Excerpt from a dataset
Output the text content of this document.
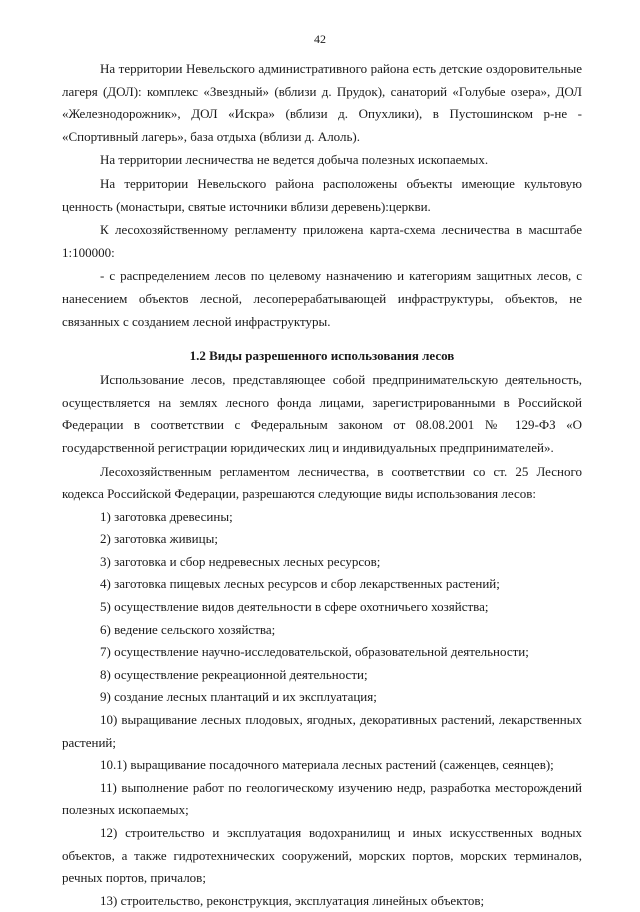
42

На территории Невельского административного района есть детские оздоровительные лагеря (ДОЛ): комплекс «Звездный» (вблизи д. Прудок), санаторий «Голубые озера», ДОЛ «Железнодорожник», ДОЛ «Искра» (вблизи д. Опухлики), в Пустошинском р-не - «Спортивный лагерь», база отдыха (вблизи д. Алоль).

На территории лесничества не ведется добыча полезных ископаемых.

На территории Невельского района расположены объекты имеющие культовую ценность (монастыри, святые источники вблизи деревень):церкви.

К лесохозяйственному регламенту приложена карта-схема лесничества в масштабе 1:100000:

- с распределением лесов по целевому назначению и категориям защитных лесов, с нанесением объектов лесной, лесоперерабатывающей инфраструктуры, объектов, не связанных с созданием лесной инфраструктуры.

1.2 Виды разрешенного использования лесов

Использование лесов, представляющее собой предпринимательскую деятельность, осуществляется на землях лесного фонда лицами, зарегистрированными в Российской Федерации в соответствии с Федеральным законом от 08.08.2001 № 129-ФЗ «О государственной регистрации юридических лиц и индивидуальных предпринимателей».

Лесохозяйственным регламентом лесничества, в соответствии со ст. 25 Лесного кодекса Российской Федерации, разрешаются следующие виды использования лесов:

1) заготовка древесины;
2) заготовка живицы;
3) заготовка и сбор недревесных лесных ресурсов;
4) заготовка пищевых лесных ресурсов и сбор лекарственных растений;
5) осуществление видов деятельности в сфере охотничьего хозяйства;
6) ведение сельского хозяйства;
7) осуществление научно-исследовательской, образовательной деятельности;
8) осуществление рекреационной деятельности;
9) создание лесных плантаций и их эксплуатация;
10) выращивание лесных плодовых, ягодных, декоративных растений, лекарственных растений;
10.1) выращивание посадочного материала лесных растений (саженцев, сеянцев);
11) выполнение работ по геологическому изучению недр, разработка месторождений полезных ископаемых;
12) строительство и эксплуатация водохранилищ и иных искусственных водных объектов, а также гидротехнических сооружений, морских портов, морских терминалов, речных портов, причалов;
13) строительство, реконструкция, эксплуатация линейных объектов;
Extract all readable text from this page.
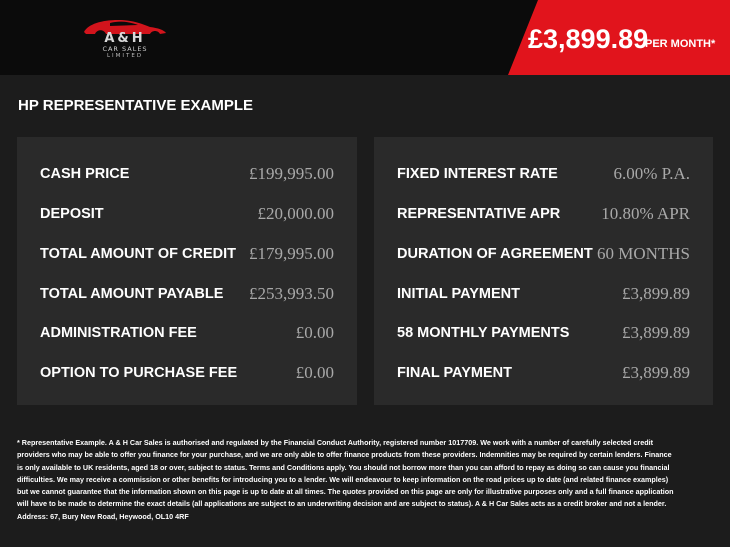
A&H
CAR SALES
LIMITED
£3,899.89
PER MONTH*
HP REPRESENTATIVE EXAMPLE
CASH PRICE	£199,995.00
DEPOSIT	£20,000.00
TOTAL AMOUNT OF CREDIT £179,995.00
TOTAL AMOUNT PAYABLE £253,993.50
ADMINISTRATION FEE	£0.00
OPTION TO PURCHASE FEE	£0.00
FIXED INTEREST RATE	6.00% P.A.
REPRESENTATIVE APR 10.80% APR
DURATION OF AGREEMENT 60 MONTHS
INITIAL PAYMENT	£3,899.89
58 MONTHLY PAYMENTS	£3,899.89
FINAL PAYMENT	£3,899.89
* Representative Example. A & H Car Sales is authorised and regulated by the Financial Conduct Authority, registered number 1017709. We work with a number of carefully selected credit providers who may be able to offer you finance for your purchase, and we are only able to offer finance products from these providers. Indemnities may be required by certain lenders. Finance is only available to UK residents, aged 18 or over, subject to status. Terms and Conditions apply. You should not borrow more than you can afford to repay as doing so can cause you financial difficulties. We may receive a commission or other benefits for introducing you to a lender. We will endeavour to keep information on the road prices up to date (and related finance examples) but we cannot guarantee that the information shown on this page is up to date at all times. The quotes provided on this page are only for illustrative purposes only and a full finance application will have to be made to determine the exact details (all applications are subject to an underwriting decision and are subject to status). A & H Car Sales acts as a credit broker and not a lender. Address: 67, Bury New Road, Heywood, OL10 4RF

**Problem details:** Make an exact copy of all the material, but keep the pictures out of it.

**Exercise result:**
Output the text content of this document.
42

На территории Невельского административного района есть детские оздоровительные лагеря (ДОЛ): комплекс «Звездный» (вблизи д. Прудок), санаторий «Голубые озера», ДОЛ «Железнодорожник», ДОЛ «Искра» (вблизи д. Опухлики), в Пустошинском р-не - «Спортивный лагерь», база отдыха (вблизи д. Алоль).

На территории лесничества не ведется добыча полезных ископаемых.

На территории Невельского района расположены объекты имеющие культовую ценность (монастыри, святые источники вблизи деревень):церкви.

К лесохозяйственному регламенту приложена карта-схема лесничества в масштабе 1:100000:

- с распределением лесов по целевому назначению и категориям защитных лесов, с нанесением объектов лесной, лесоперерабатывающей инфраструктуры, объектов, не связанных с созданием лесной инфраструктуры.

1.2 Виды разрешенного использования лесов

Использование лесов, представляющее собой предпринимательскую деятельность, осуществляется на землях лесного фонда лицами, зарегистрированными в Российской Федерации в соответствии с Федеральным законом от 08.08.2001 № 129-ФЗ «О государственной регистрации юридических лиц и индивидуальных предпринимателей».

Лесохозяйственным регламентом лесничества, в соответствии со ст. 25 Лесного кодекса Российской Федерации, разрешаются следующие виды использования лесов:

1) заготовка древесины;
2) заготовка живицы;
3) заготовка и сбор недревесных лесных ресурсов;
4) заготовка пищевых лесных ресурсов и сбор лекарственных растений;
5) осуществление видов деятельности в сфере охотничьего хозяйства;
6) ведение сельского хозяйства;
7) осуществление научно-исследовательской, образовательной деятельности;
8) осуществление рекреационной деятельности;
9) создание лесных плантаций и их эксплуатация;
10) выращивание лесных плодовых, ягодных, декоративных растений, лекарственных растений;
10.1) выращивание посадочного материала лесных растений (саженцев, сеянцев);
11) выполнение работ по геологическому изучению недр, разработка месторождений полезных ископаемых;
12) строительство и эксплуатация водохранилищ и иных искусственных водных объектов, а также гидротехнических сооружений, морских портов, морских терминалов, речных портов, причалов;
13) строительство, реконструкция, эксплуатация линейных объектов;
Extract all readable text from this page.
A&H
CAR SALES
LIMITED
£3,899.89
PER MONTH*
HP REPRESENTATIVE EXAMPLE
CASH PRICE	£199,995.00
DEPOSIT	£20,000.00
TOTAL AMOUNT OF CREDIT £179,995.00
TOTAL AMOUNT PAYABLE £253,993.50
ADMINISTRATION FEE	£0.00
OPTION TO PURCHASE FEE	£0.00
FIXED INTEREST RATE	6.00% P.A.
REPRESENTATIVE APR 10.80% APR
DURATION OF AGREEMENT 60 MONTHS
INITIAL PAYMENT	£3,899.89
58 MONTHLY PAYMENTS	£3,899.89
FINAL PAYMENT	£3,899.89
* Representative Example. A & H Car Sales is authorised and regulated by the Financial Conduct Authority, registered number 1017709. We work with a number of carefully selected credit providers who may be able to offer you finance for your purchase, and we are only able to offer finance products from these providers. Indemnities may be required by certain lenders. Finance is only available to UK residents, aged 18 or over, subject to status. Terms and Conditions apply. You should not borrow more than you can afford to repay as doing so can cause you financial difficulties. We may receive a commission or other benefits for introducing you to a lender. We will endeavour to keep information on the road prices up to date (and related finance examples) but we cannot guarantee that the information shown on this page is up to date at all times. The quotes provided on this page are only for illustrative purposes only and a full finance application will have to be made to determine the exact details (all applications are subject to an underwriting decision and are subject to status). A & H Car Sales acts as a credit broker and not a lender. Address: 67, Bury New Road, Heywood, OL10 4RF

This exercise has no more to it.